→ Stored records:

===============

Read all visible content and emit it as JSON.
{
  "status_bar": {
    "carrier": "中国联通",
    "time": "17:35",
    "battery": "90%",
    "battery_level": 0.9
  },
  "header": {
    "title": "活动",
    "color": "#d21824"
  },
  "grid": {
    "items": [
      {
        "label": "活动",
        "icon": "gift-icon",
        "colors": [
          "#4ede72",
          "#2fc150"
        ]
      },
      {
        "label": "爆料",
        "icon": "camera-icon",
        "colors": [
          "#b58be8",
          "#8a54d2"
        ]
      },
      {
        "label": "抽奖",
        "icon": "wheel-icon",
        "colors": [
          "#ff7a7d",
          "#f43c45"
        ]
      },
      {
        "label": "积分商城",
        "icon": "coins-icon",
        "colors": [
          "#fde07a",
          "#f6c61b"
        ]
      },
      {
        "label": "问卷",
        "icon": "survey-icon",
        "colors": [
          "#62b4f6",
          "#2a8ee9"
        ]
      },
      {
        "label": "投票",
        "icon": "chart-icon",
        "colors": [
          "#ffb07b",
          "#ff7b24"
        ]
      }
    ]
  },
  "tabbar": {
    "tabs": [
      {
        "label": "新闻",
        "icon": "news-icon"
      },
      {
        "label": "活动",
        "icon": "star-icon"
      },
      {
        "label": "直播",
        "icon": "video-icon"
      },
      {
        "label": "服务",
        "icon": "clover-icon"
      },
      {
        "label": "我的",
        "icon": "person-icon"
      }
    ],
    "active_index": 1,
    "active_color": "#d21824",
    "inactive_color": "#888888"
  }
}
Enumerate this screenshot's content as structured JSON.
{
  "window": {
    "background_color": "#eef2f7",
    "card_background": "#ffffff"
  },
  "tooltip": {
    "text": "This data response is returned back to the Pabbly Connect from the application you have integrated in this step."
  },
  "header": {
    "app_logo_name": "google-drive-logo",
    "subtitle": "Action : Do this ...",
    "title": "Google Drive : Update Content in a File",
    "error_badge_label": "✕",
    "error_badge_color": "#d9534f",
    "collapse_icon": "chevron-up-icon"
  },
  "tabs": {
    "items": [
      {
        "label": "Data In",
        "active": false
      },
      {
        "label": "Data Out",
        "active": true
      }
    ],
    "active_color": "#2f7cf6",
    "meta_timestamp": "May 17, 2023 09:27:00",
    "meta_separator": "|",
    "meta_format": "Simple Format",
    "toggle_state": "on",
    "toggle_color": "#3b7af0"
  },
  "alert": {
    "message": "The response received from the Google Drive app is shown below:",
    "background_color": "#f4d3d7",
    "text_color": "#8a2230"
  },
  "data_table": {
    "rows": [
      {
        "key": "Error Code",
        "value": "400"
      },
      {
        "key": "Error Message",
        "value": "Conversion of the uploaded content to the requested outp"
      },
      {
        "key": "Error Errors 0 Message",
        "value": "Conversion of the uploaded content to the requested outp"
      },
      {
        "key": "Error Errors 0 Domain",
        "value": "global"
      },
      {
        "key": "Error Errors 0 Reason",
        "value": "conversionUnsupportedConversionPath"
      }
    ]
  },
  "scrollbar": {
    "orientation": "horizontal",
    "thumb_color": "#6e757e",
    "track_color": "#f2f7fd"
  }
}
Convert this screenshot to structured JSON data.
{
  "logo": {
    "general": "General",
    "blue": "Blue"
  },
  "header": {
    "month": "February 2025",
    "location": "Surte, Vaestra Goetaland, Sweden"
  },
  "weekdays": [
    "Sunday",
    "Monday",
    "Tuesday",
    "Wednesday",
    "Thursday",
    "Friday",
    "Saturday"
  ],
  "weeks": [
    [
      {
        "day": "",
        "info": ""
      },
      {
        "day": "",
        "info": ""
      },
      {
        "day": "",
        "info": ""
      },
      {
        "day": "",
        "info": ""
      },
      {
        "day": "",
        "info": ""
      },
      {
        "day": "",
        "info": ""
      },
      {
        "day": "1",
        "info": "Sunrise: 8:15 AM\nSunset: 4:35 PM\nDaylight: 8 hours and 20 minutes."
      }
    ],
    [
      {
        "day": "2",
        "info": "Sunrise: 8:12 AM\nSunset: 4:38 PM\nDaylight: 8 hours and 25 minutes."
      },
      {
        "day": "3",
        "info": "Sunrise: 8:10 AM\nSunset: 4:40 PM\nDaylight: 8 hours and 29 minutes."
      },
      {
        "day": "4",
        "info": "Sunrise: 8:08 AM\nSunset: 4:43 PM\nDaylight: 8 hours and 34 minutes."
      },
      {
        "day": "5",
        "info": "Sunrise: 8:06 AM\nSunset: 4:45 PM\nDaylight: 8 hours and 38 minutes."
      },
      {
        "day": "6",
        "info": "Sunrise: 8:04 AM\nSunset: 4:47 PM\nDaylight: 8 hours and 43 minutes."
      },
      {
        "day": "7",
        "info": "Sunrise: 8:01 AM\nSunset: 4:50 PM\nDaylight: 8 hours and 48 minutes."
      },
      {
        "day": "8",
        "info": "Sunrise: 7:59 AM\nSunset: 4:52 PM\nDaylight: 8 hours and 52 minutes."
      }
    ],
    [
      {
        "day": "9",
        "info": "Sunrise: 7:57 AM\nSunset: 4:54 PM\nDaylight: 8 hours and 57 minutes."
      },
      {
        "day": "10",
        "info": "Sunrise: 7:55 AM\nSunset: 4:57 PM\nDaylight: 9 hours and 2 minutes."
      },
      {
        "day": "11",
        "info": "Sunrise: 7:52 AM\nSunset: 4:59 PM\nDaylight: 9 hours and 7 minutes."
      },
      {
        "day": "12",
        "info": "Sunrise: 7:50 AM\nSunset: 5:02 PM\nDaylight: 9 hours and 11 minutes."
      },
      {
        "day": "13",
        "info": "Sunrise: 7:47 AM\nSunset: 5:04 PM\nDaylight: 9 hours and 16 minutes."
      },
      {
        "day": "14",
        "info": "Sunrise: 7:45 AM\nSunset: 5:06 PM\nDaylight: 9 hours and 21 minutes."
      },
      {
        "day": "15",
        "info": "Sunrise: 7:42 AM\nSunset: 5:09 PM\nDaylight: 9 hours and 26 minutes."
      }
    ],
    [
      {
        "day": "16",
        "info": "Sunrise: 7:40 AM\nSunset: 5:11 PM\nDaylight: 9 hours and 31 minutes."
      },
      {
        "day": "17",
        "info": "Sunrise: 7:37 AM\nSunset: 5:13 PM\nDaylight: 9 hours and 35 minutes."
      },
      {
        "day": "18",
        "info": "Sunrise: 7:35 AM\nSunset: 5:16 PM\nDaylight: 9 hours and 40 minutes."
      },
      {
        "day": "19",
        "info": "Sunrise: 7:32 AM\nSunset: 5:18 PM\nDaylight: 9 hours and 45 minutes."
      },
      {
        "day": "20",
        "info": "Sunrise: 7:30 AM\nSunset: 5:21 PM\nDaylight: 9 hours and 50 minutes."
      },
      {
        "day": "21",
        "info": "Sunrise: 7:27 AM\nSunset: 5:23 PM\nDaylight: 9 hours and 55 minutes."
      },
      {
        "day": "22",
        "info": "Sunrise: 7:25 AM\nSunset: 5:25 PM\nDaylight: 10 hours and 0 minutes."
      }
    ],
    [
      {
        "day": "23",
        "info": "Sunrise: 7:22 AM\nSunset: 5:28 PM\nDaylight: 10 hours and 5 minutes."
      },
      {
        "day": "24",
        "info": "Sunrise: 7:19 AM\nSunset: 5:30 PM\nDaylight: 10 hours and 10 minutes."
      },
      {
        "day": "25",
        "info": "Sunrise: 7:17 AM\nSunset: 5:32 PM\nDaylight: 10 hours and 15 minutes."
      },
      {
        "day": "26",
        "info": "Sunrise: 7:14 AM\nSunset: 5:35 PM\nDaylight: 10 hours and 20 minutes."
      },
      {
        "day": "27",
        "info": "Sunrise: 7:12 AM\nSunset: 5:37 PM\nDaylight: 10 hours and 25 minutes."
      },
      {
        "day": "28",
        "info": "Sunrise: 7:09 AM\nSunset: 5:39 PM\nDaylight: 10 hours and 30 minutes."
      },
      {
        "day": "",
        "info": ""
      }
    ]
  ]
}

===============

Search the data for "this". Copy every matching line.

Enumerate this screenshot's content as structured JSON.
    "text": "This data response is returned back to the Pabbly Connect from the application you have integrated in this step."
    "subtitle": "Action : Do this ...",
Convert this screenshot to structured JSON data.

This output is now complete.